Excerpt from a dataset:
+ + + +

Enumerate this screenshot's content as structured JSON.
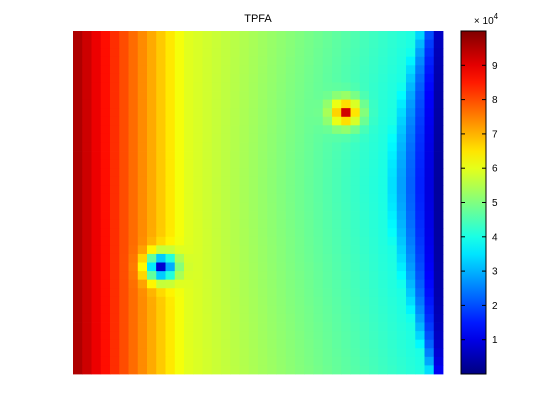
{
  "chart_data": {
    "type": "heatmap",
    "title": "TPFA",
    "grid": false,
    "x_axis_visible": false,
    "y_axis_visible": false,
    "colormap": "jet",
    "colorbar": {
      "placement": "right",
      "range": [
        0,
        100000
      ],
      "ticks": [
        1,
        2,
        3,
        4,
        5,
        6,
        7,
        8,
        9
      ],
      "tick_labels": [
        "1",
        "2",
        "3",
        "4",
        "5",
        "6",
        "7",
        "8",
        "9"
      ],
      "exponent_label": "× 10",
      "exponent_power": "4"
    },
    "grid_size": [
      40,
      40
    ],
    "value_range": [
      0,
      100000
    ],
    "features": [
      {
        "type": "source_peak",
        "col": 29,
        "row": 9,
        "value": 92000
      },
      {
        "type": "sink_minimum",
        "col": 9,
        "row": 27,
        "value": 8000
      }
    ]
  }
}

+ + + +

• **WHAT YOU NEED TO DO**
Copy out each line of the data containing the string "type".

• **WRITTEN RESPONSE**
    "type": "heatmap",
        "type": "source_peak",
        "type": "sink_minimum",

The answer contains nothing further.